- What you need to do
- a) In the blog post about marriage, reproduce the stretch from "Friday, September 2, 2011" through "scarred for life.", changing "synopsis" to "summary".
- b) Which sports does the blog post about marriage name?

- Document segment
Friday, September 2, 2011

Meh-widge.

I recently read a synopsis of a book, a rather thorough synopsis, about marriage. It was something like “Why Men Marry Some Women and Not Others.”  It didn’t delve into marriage exactly, it was more about the act of getting married, and answered such hard-hitting questions as How do women get married? How do they get a man to propose? Ultimately it was about what sort of things play into your favor if you’re looking to get married.  I am now scarred for life.
Truthfully, it wasn’t that scary. It was mostly common sense stuff, with the biggest contributing factor being, surprise, surprise, the desire to get married.  That’s a bit like saying the biggest contributing factor in whether or not a person goes out to eat is the desire to go out to eat, but I’ll play along.  
The statistics of women who marry roughly translate into: be attractive, but not too sexy, dress like a wife, don’t clean for him, don’t have sex with him for a while, impress his family but put him above your own, don’t talk about the future for the first six dates but after that let him know you are seriously going to get married, date around, then don’t, don’t live with your parents, pretend to like football/baseball/hockey/golf, call exes “losers,” be self-assured, talented and thin. Above all, keep your eye on the prize. You should eat, drink, sleep and dream of the ideal; Marriage.
He should be in his thirties, a childless widower, and, well, those are your best odds right there. Just be sure to dump him if he won’t agree to spend the rest of his life with you after about a year or so.

- Information provided
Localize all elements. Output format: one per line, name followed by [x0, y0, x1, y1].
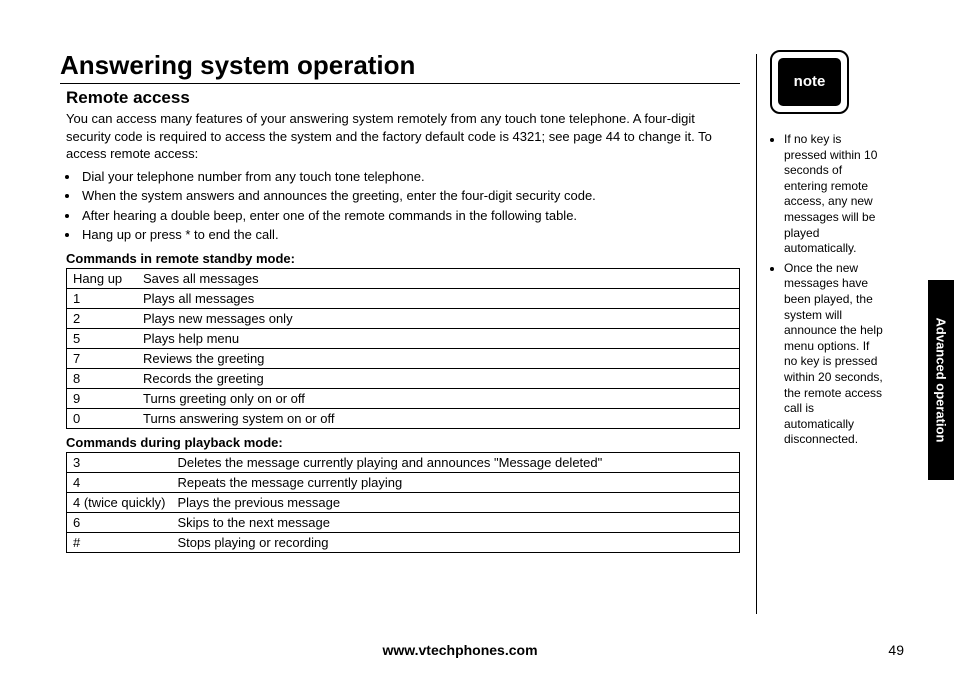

- Results of the exercise
- a)
Friday, September 2, 2011

Meh-widge.

I recently read a summary of a book, a rather thorough summary, about marriage. It was something like “Why Men Marry Some Women and Not Others.”  It didn’t delve into marriage exactly, it was more about the act of getting married, and answered such hard-hitting questions as How do women get married? How do they get a man to propose? Ultimately it was about what sort of things play into your favor if you’re looking to get married.  I am now scarred for life.

- b) Football, baseball, hockey, golf